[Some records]
══════
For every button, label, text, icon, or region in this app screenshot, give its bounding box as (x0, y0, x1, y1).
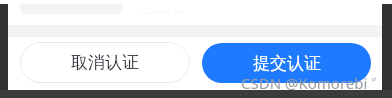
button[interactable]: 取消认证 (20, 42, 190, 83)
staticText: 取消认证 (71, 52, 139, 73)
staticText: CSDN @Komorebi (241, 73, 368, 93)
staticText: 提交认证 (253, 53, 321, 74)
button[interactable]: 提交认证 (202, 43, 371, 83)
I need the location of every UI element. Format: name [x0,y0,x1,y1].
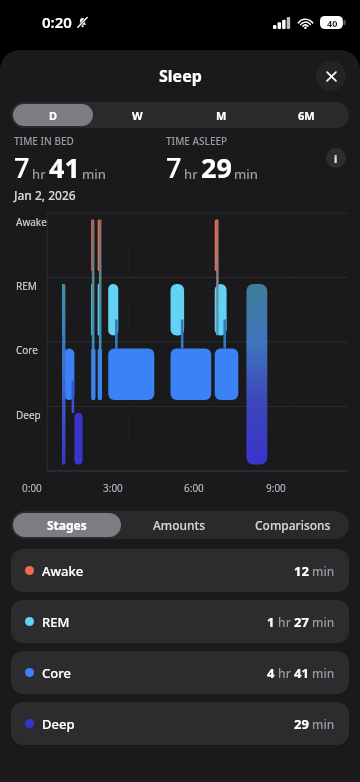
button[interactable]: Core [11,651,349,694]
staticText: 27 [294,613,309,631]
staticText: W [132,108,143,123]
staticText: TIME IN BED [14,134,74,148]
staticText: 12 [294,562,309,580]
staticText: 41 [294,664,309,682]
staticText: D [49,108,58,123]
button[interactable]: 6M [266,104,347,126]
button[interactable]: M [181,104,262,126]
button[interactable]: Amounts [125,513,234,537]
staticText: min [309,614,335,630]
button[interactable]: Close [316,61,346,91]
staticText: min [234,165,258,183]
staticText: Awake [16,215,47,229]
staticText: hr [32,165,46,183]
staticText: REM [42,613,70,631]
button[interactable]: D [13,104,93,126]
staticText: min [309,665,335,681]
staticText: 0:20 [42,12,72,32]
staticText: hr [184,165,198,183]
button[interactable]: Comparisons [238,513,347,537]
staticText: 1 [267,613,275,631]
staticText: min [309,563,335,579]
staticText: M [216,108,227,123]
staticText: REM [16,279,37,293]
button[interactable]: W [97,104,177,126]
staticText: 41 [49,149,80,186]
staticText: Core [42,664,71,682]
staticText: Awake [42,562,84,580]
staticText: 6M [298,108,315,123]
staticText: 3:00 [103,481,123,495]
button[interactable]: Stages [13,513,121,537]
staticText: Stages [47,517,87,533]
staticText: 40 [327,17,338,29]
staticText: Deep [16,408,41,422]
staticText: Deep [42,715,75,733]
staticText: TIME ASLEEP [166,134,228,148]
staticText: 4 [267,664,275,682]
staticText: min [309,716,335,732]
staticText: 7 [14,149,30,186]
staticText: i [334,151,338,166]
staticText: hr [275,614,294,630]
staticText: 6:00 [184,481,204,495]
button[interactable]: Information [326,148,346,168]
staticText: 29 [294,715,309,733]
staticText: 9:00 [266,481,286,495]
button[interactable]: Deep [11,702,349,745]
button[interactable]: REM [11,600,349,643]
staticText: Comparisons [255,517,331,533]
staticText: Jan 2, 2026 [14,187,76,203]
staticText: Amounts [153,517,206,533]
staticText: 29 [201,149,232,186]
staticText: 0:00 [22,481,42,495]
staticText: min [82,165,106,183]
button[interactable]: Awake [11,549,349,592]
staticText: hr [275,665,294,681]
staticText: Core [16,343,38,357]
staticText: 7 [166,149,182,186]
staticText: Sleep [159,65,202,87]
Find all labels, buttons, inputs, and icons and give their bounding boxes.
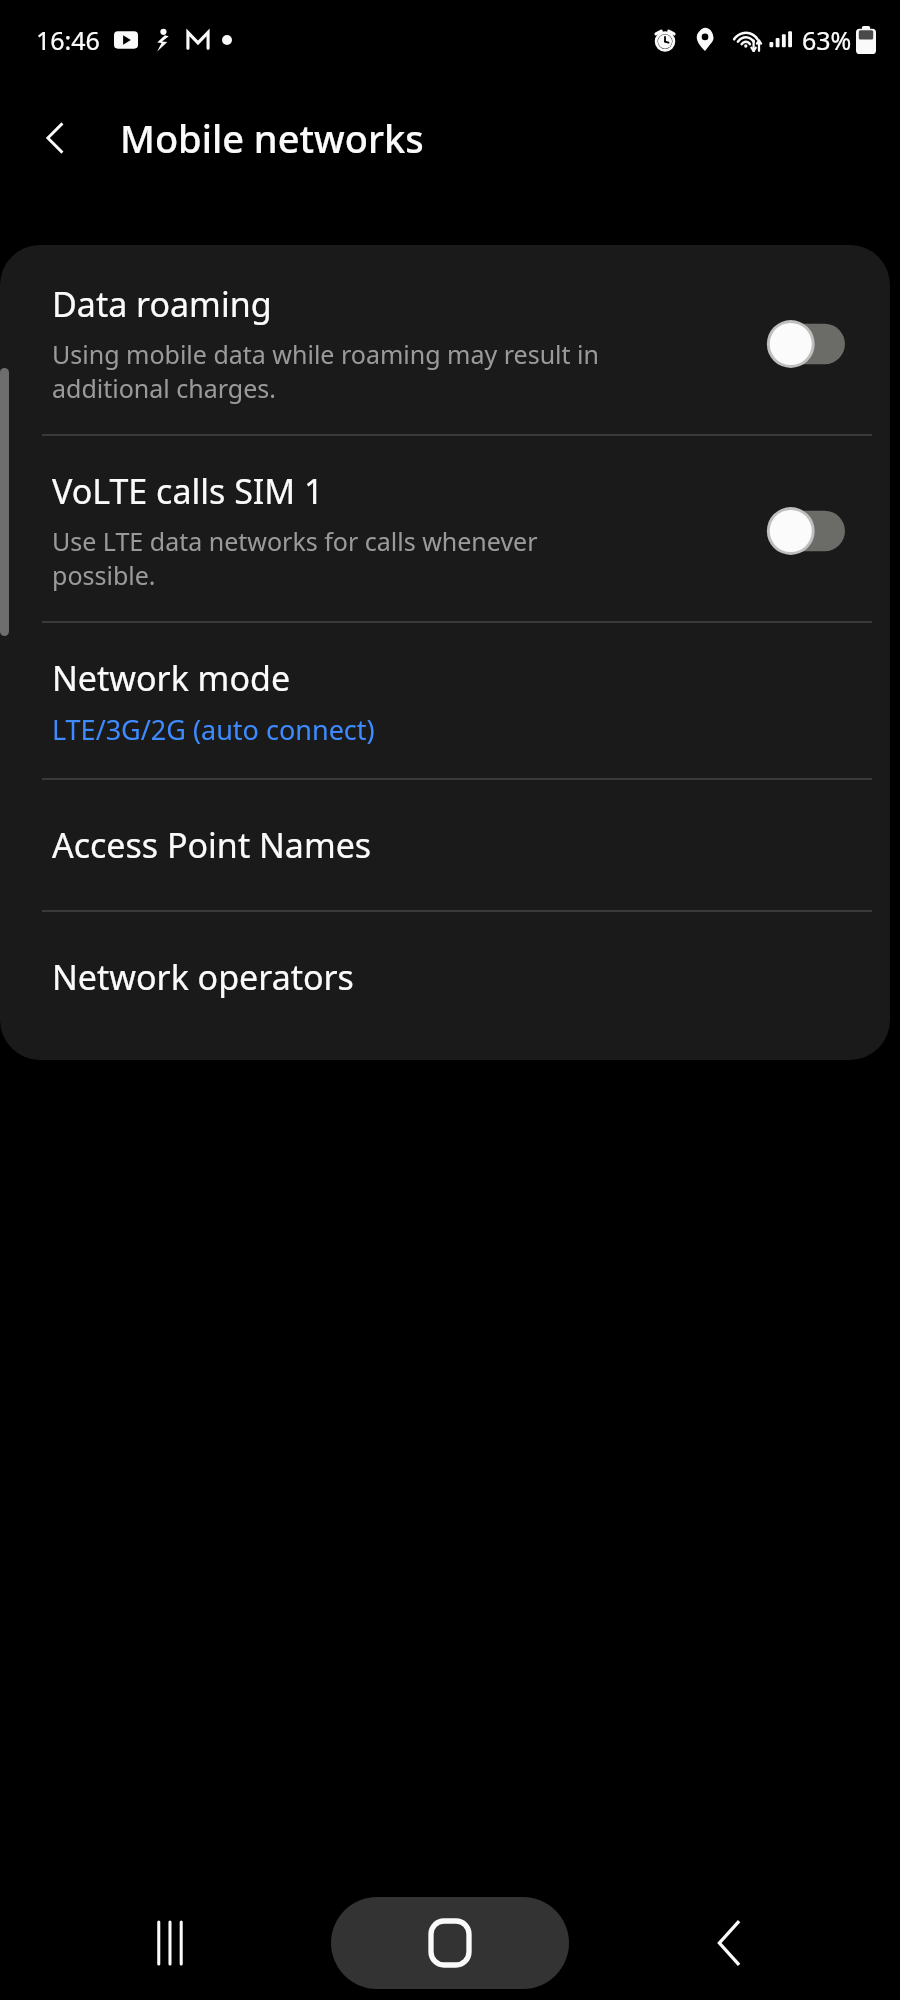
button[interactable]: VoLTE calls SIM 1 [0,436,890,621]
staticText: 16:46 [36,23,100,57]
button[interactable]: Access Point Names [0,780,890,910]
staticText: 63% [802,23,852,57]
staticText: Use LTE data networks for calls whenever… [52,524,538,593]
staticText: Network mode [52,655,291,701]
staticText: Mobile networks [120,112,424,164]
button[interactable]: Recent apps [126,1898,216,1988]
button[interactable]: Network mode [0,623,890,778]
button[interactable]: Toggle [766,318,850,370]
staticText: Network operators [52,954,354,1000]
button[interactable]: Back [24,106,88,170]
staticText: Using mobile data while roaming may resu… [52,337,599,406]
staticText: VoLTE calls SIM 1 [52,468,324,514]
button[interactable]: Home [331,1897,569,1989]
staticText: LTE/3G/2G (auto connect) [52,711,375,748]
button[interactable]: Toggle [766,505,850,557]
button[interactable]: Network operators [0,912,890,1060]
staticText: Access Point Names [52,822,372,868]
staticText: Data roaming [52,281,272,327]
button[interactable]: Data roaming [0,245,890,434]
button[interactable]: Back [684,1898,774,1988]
══════
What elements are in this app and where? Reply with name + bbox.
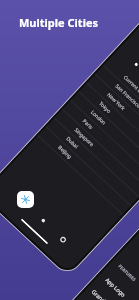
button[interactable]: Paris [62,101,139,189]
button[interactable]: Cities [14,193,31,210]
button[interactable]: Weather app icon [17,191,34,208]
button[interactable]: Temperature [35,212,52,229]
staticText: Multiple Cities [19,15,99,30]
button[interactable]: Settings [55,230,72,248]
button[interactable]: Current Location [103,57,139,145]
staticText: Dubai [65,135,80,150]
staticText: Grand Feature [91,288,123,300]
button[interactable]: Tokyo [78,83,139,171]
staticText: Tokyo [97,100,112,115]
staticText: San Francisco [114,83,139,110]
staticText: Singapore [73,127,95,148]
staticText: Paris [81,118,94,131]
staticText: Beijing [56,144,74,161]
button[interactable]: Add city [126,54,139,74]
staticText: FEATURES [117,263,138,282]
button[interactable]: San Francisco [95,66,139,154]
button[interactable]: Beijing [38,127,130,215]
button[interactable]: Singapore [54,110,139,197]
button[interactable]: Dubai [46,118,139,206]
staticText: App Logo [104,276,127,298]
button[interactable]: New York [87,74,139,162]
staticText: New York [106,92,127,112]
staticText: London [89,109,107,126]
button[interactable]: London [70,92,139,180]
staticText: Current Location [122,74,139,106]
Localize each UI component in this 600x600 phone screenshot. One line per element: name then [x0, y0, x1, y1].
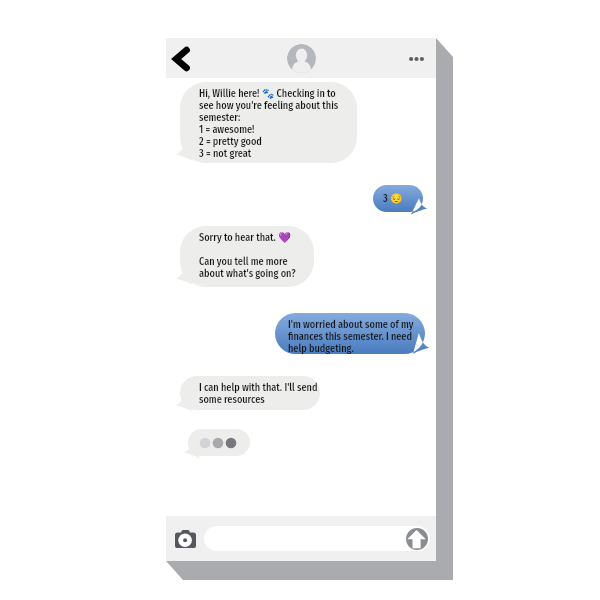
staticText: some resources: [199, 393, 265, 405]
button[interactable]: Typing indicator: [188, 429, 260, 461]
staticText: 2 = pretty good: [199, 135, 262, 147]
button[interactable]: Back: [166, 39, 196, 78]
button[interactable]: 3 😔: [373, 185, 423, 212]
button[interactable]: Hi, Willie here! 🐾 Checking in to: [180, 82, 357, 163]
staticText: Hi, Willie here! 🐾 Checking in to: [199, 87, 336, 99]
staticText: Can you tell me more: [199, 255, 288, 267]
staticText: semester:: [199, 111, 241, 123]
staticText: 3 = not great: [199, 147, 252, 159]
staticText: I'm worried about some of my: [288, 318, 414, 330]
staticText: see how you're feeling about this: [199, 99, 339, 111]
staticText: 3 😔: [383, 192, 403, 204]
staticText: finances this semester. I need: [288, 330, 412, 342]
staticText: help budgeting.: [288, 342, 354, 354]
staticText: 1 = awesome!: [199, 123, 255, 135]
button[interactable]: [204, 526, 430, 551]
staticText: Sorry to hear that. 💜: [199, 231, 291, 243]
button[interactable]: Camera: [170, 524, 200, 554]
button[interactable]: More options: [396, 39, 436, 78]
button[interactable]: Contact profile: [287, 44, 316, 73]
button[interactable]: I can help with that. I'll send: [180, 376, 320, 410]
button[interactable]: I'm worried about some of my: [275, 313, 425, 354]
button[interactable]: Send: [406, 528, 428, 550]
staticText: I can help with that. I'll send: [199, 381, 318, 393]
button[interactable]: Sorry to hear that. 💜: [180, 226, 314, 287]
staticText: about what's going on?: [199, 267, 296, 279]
══════
To do >> Turn the items into a JSON list of strings, one string per line with blank lines omitted, beginning at the line containing "staticText: some resources: [199, 393, 265, 405]" and continuing through the line containing "button[interactable]: Camera: [170, 524, 200, 554]". Include only those lines.

Exercise result >>
[
  "staticText: some resources: [199, 393, 265, 405]",
  "button[interactable]: Typing indicator: [188, 429, 260, 461]",
  "staticText: 2 = pretty good: [199, 135, 262, 147]",
  "button[interactable]: Back: [166, 39, 196, 78]",
  "button[interactable]: 3 😔: [373, 185, 423, 212]",
  "button[interactable]: Hi, Willie here! 🐾 Checking in to: [180, 82, 357, 163]",
  "staticText: Hi, Willie here! 🐾 Checking in to: [199, 87, 336, 99]",
  "staticText: Can you tell me more: [199, 255, 288, 267]",
  "staticText: semester:: [199, 111, 241, 123]",
  "staticText: 3 = not great: [199, 147, 252, 159]",
  "staticText: I'm worried about some of my: [288, 318, 414, 330]",
  "staticText: see how you're feeling about this: [199, 99, 339, 111]",
  "staticText: 3 😔: [383, 192, 403, 204]",
  "staticText: finances this semester. I need: [288, 330, 412, 342]",
  "staticText: help budgeting.: [288, 342, 354, 354]",
  "staticText: 1 = awesome!: [199, 123, 255, 135]",
  "button[interactable]: [204, 526, 430, 551]",
  "staticText: Sorry to hear that. 💜: [199, 231, 291, 243]",
  "button[interactable]: Camera: [170, 524, 200, 554]"
]